## GIVEN ENTRIES
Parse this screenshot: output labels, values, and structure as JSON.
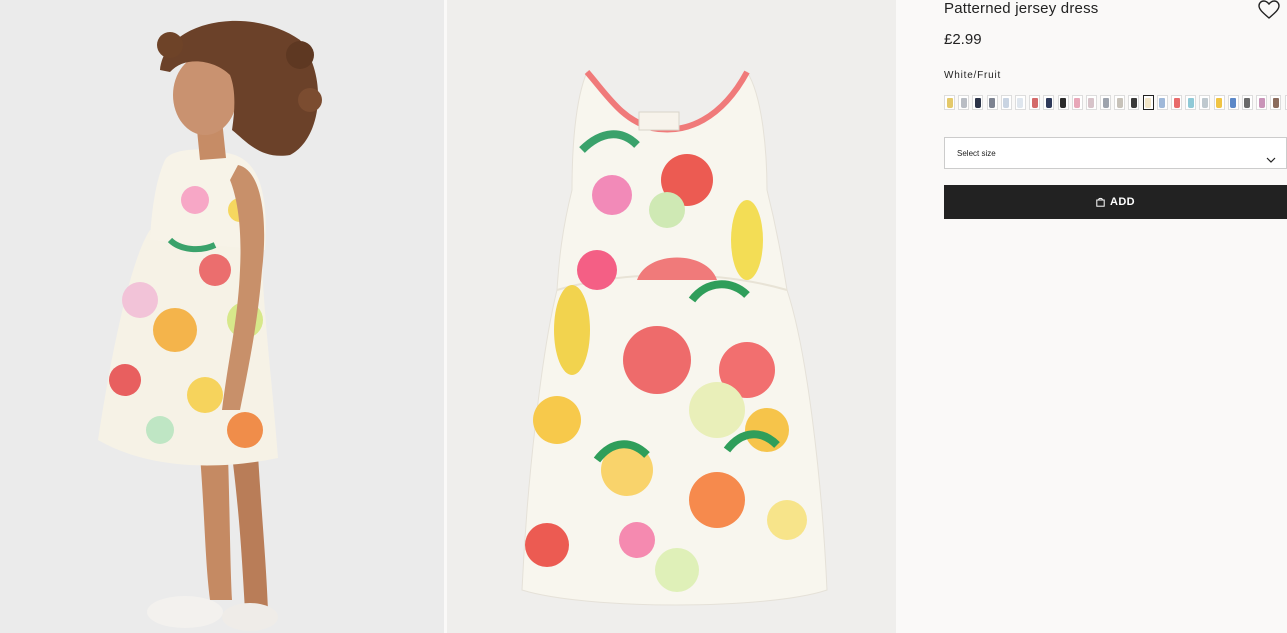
{
  "product": {
    "title": "Patterned jersey dress",
    "price": "£2.99",
    "color_name": "White/Fruit",
    "size_placeholder": "Select size",
    "add_label": "ADD"
  },
  "swatches": [
    {
      "color": "#e4c96a"
    },
    {
      "color": "#b9bdc4"
    },
    {
      "color": "#2c3448"
    },
    {
      "color": "#7d8391"
    },
    {
      "color": "#c9d4e2"
    },
    {
      "color": "#dfe6ee"
    },
    {
      "color": "#d46a6a"
    },
    {
      "color": "#2f3a5a"
    },
    {
      "color": "#2b2b2b"
    },
    {
      "color": "#e8a7b8"
    },
    {
      "color": "#d7c3c9"
    },
    {
      "color": "#9da3ad"
    },
    {
      "color": "#c7c2b9"
    },
    {
      "color": "#3a3a3a"
    },
    {
      "color": "#f2e6c8",
      "selected": true
    },
    {
      "color": "#9fb8d9"
    },
    {
      "color": "#e86b6b"
    },
    {
      "color": "#8fc9d6"
    },
    {
      "color": "#bfc9cf"
    },
    {
      "color": "#f0c443"
    },
    {
      "color": "#5b88c8"
    },
    {
      "color": "#6a6a6a"
    },
    {
      "color": "#c994b8"
    },
    {
      "color": "#8a6b5c"
    },
    {
      "color": "#f0a3b3"
    },
    {
      "color": "#e3b7c0"
    },
    {
      "color": "#e9e9e9"
    },
    {
      "color": "#e34b4b"
    }
  ],
  "icons": {
    "favorite": "heart-outline-icon",
    "size_dropdown": "chevron-down-icon",
    "add": "shopping-bag-icon"
  }
}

## WRITTEN INSTRUCTION
The records above must be transcribed exactly. Pictures are left out of the copy.

## FINISHED ANSWER
Parse this screenshot: output labels, values, and structure as JSON.
{
  "product": {
    "title": "Patterned jersey dress",
    "price": "£2.99",
    "color_name": "White/Fruit",
    "size_placeholder": "Select size",
    "add_label": "ADD"
  },
  "swatches": [
    {
      "color": "#e4c96a"
    },
    {
      "color": "#b9bdc4"
    },
    {
      "color": "#2c3448"
    },
    {
      "color": "#7d8391"
    },
    {
      "color": "#c9d4e2"
    },
    {
      "color": "#dfe6ee"
    },
    {
      "color": "#d46a6a"
    },
    {
      "color": "#2f3a5a"
    },
    {
      "color": "#2b2b2b"
    },
    {
      "color": "#e8a7b8"
    },
    {
      "color": "#d7c3c9"
    },
    {
      "color": "#9da3ad"
    },
    {
      "color": "#c7c2b9"
    },
    {
      "color": "#3a3a3a"
    },
    {
      "color": "#f2e6c8",
      "selected": true
    },
    {
      "color": "#9fb8d9"
    },
    {
      "color": "#e86b6b"
    },
    {
      "color": "#8fc9d6"
    },
    {
      "color": "#bfc9cf"
    },
    {
      "color": "#f0c443"
    },
    {
      "color": "#5b88c8"
    },
    {
      "color": "#6a6a6a"
    },
    {
      "color": "#c994b8"
    },
    {
      "color": "#8a6b5c"
    },
    {
      "color": "#f0a3b3"
    },
    {
      "color": "#e3b7c0"
    },
    {
      "color": "#e9e9e9"
    },
    {
      "color": "#e34b4b"
    }
  ],
  "icons": {
    "favorite": "heart-outline-icon",
    "size_dropdown": "chevron-down-icon",
    "add": "shopping-bag-icon"
  }
}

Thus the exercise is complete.